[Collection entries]
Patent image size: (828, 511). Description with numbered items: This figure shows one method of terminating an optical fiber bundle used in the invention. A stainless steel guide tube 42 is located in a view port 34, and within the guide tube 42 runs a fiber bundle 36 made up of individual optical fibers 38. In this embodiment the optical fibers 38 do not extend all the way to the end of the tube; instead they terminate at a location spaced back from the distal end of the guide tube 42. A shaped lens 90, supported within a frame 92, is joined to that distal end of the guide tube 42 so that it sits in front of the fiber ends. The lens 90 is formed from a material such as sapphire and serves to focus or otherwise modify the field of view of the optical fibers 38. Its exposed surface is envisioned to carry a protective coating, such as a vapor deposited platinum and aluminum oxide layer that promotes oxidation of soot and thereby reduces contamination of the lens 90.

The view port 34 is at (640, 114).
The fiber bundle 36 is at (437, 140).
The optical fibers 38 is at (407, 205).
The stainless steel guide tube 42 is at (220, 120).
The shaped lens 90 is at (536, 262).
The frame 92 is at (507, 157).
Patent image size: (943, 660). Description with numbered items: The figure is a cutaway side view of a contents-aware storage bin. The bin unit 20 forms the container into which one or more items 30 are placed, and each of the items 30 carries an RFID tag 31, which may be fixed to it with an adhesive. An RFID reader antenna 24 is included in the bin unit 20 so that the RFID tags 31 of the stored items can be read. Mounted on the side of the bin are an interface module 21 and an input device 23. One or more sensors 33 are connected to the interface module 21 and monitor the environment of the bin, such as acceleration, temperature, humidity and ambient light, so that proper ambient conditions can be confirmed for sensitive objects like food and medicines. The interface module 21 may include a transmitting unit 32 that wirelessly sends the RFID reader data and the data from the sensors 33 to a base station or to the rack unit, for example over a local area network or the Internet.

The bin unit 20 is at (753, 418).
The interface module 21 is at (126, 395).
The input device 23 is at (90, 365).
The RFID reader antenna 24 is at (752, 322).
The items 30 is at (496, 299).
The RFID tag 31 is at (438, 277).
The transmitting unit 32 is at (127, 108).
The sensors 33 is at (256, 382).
==
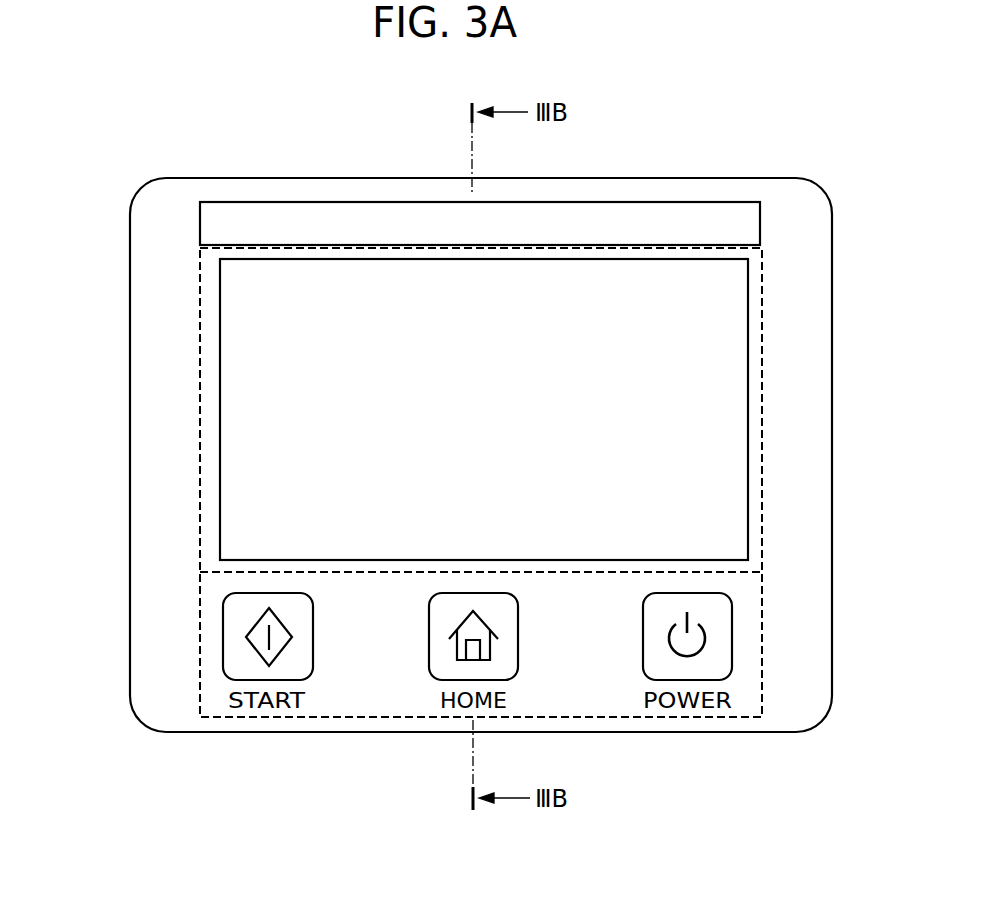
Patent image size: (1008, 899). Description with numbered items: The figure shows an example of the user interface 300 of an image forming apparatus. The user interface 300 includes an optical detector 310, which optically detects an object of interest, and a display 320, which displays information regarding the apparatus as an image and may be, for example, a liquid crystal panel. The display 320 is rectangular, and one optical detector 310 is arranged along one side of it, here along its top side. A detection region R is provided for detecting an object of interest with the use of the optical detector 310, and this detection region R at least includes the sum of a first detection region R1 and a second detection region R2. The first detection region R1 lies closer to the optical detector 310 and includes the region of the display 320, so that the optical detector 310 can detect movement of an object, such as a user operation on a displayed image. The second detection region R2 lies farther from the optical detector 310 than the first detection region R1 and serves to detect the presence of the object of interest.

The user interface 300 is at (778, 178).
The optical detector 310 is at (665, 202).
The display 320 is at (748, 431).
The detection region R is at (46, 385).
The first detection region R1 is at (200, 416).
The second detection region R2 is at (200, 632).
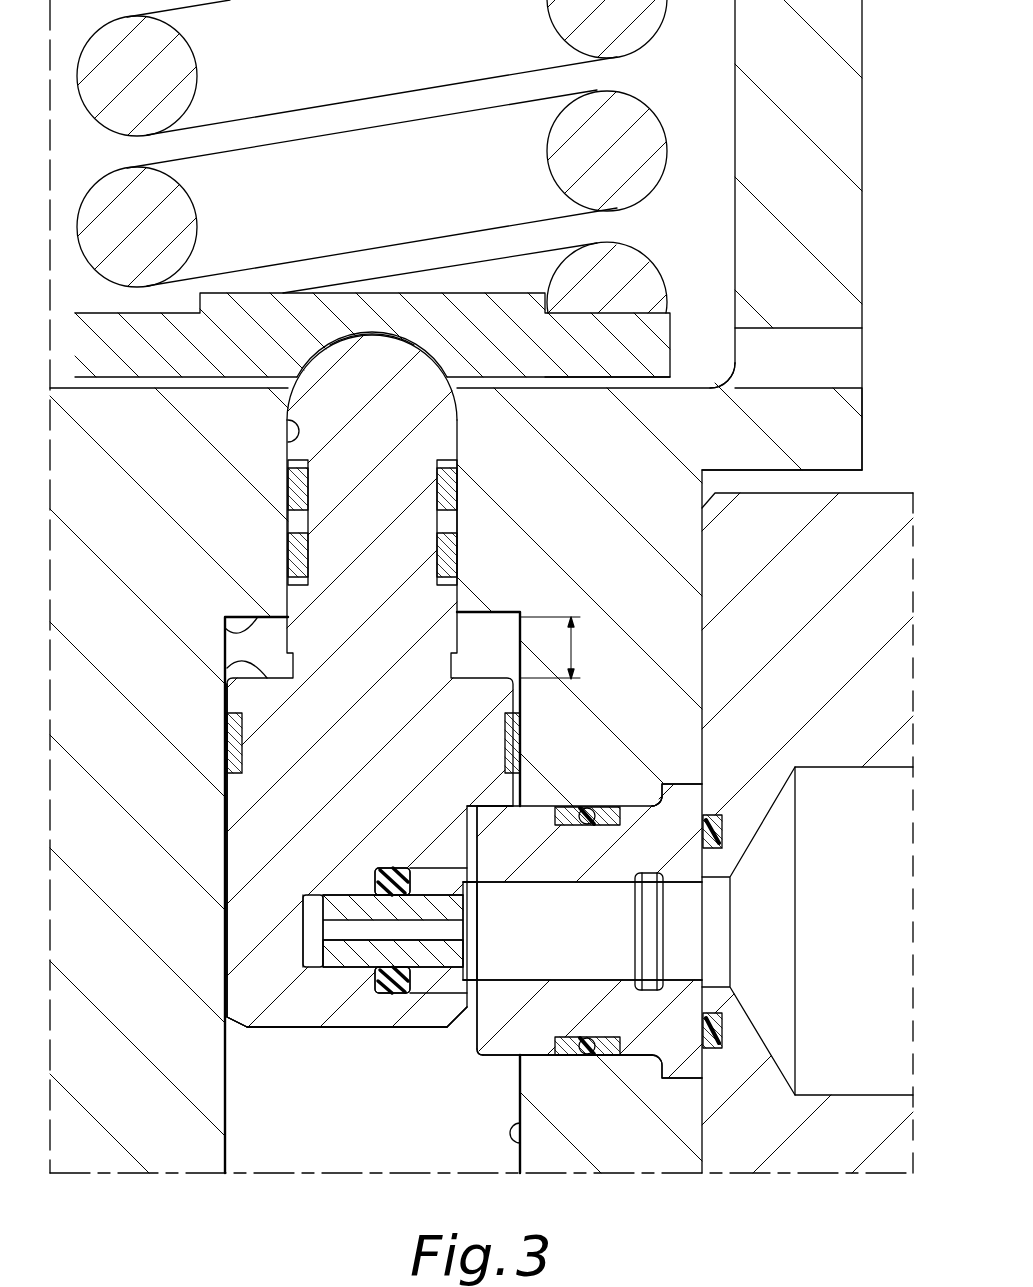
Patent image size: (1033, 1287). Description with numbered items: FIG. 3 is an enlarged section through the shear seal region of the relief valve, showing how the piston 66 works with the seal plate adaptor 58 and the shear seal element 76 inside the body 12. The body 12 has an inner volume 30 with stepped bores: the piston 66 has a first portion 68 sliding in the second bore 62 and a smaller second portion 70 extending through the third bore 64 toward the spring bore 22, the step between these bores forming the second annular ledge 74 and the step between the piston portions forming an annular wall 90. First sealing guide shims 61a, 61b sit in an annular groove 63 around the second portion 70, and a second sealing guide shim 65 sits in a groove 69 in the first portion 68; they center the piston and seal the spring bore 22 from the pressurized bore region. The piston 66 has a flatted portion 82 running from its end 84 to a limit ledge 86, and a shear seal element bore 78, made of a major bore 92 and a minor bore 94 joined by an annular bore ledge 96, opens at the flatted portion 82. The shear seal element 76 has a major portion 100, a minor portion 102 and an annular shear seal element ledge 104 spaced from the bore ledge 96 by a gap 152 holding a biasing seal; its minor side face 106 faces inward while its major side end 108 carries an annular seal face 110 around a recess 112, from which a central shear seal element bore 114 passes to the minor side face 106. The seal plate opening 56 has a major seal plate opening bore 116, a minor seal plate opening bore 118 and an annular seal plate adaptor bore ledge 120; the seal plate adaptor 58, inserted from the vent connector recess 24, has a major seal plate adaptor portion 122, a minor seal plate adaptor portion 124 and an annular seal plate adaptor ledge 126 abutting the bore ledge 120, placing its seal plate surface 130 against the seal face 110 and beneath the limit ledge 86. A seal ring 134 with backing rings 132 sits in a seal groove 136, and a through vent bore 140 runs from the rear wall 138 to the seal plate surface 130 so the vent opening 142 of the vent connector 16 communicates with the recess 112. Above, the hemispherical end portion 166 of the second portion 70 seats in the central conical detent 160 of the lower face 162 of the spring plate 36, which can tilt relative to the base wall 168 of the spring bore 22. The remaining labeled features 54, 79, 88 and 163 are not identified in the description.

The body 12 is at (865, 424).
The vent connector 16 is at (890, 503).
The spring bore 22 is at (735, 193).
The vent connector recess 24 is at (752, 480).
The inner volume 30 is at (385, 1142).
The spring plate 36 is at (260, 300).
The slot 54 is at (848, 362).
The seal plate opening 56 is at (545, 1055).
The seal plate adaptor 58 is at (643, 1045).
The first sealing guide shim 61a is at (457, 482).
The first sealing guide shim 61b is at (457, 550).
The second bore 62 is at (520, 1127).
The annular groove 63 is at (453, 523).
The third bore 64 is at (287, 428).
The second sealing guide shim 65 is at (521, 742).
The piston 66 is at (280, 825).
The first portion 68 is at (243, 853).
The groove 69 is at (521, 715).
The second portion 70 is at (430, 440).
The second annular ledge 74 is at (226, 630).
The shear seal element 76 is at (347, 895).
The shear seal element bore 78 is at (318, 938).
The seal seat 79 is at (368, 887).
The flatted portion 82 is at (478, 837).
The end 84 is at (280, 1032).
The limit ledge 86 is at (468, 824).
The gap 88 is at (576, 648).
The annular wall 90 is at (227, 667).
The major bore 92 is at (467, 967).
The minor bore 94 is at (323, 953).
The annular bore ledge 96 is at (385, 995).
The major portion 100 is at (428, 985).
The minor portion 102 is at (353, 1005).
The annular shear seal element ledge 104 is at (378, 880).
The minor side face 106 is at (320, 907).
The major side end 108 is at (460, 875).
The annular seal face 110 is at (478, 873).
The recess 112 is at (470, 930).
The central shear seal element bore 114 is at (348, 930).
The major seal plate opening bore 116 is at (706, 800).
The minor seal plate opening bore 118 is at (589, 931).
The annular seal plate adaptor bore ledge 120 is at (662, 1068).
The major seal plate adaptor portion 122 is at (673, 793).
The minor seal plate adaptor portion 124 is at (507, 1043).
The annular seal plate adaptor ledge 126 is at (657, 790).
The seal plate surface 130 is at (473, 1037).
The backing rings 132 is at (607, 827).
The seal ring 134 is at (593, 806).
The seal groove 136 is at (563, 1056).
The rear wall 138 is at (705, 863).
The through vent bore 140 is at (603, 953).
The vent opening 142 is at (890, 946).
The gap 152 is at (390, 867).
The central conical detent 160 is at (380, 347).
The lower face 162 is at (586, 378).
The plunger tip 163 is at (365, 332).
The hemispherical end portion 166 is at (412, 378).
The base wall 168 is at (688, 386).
...
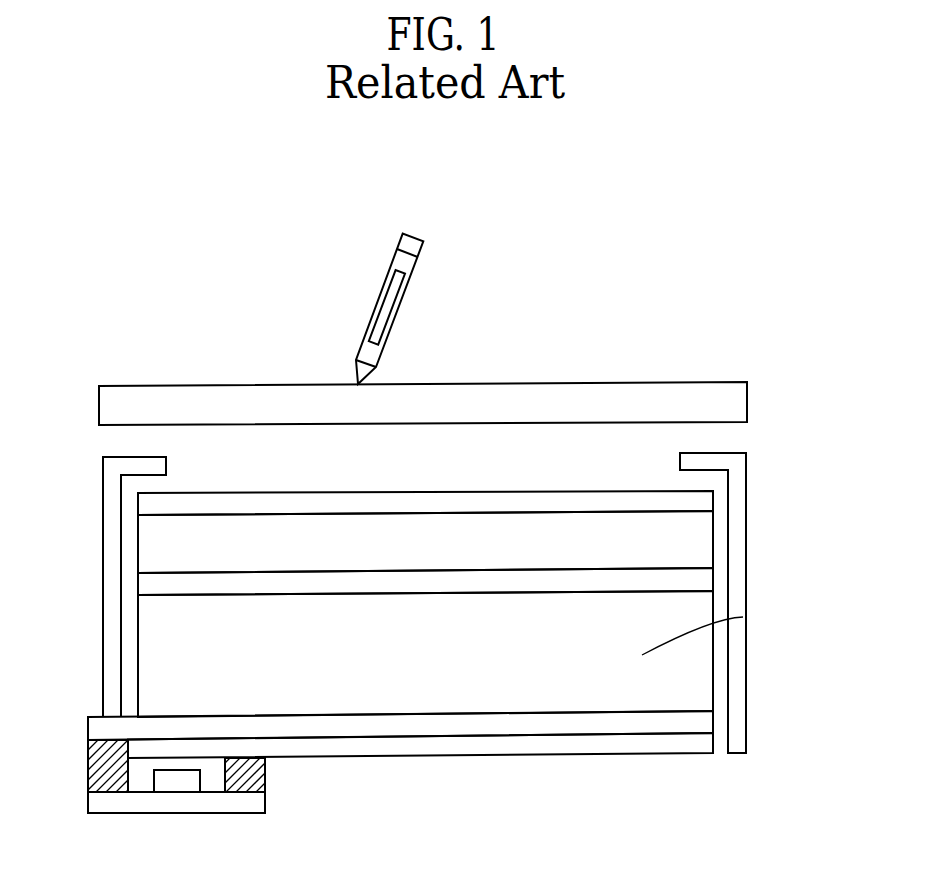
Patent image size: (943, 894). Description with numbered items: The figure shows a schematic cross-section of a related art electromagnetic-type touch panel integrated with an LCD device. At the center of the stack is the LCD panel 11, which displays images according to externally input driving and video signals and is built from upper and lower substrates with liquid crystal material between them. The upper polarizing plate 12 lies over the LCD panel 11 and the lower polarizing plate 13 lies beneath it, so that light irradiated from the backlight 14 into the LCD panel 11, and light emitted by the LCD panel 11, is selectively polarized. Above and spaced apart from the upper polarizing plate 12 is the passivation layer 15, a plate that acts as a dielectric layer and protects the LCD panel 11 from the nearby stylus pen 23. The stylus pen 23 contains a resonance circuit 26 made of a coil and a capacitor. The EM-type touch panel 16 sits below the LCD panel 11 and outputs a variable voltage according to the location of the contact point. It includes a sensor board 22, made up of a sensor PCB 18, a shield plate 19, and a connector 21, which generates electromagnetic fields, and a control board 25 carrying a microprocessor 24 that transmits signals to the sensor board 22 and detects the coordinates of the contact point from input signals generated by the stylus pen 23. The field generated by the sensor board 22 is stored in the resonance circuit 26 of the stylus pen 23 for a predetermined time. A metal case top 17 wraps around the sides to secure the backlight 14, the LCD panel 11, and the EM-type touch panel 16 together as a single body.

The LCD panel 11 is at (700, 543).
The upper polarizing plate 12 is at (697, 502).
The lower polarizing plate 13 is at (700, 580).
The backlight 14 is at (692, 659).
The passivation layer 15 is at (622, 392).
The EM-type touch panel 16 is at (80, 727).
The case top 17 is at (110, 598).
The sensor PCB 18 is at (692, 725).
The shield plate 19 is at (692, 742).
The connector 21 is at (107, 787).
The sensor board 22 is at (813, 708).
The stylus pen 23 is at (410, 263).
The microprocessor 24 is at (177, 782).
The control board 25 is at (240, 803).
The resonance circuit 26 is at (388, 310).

Task to carry out: Give the data starting with the line that contains "Patent image size: (943, 660)." and going on through the line that contains "The sensors 33 is at (256, 382)." as a Markdown table with columns Row and Line. Number each row and leave out blank lines.

The completed task:
| Row | Line |
|---|---|
| 1 | Patent image size: (943, 660). Description with numbered items: The figure is a cutaway side view of a contents-aware storage bin. The bin unit 20 forms the container into which one or more items 30 are placed, and each of the items 30 carries an RFID tag 31, which may be fixed to it with an adhesive. An RFID reader antenna 24 is included in the bin unit 20 so that the RFID tags 31 of the stored items can be read. Mounted on the side of the bin are an interface module 21 and an input device 23. One or more sensors 33 are connected to the interface module 21 and monitor the environment of the bin, such as acceleration, temperature, humidity and ambient light, so that proper ambient conditions can be confirmed for sensitive objects like food and medicines. The interface module 21 may include a transmitting unit 32 that wirelessly sends the RFID reader data and the data from the sensors 33 to a base station or to the rack unit, for example over a local area network or the Internet. |
| 2 | The bin unit 20 is at (753, 418). |
| 3 | The interface module 21 is at (126, 395). |
| 4 | The input device 23 is at (90, 365). |
| 5 | The RFID reader antenna 24 is at (752, 322). |
| 6 | The items 30 is at (496, 299). |
| 7 | The RFID tag 31 is at (438, 277). |
| 8 | The transmitting unit 32 is at (127, 108). |
| 9 | The sensors 33 is at (256, 382). |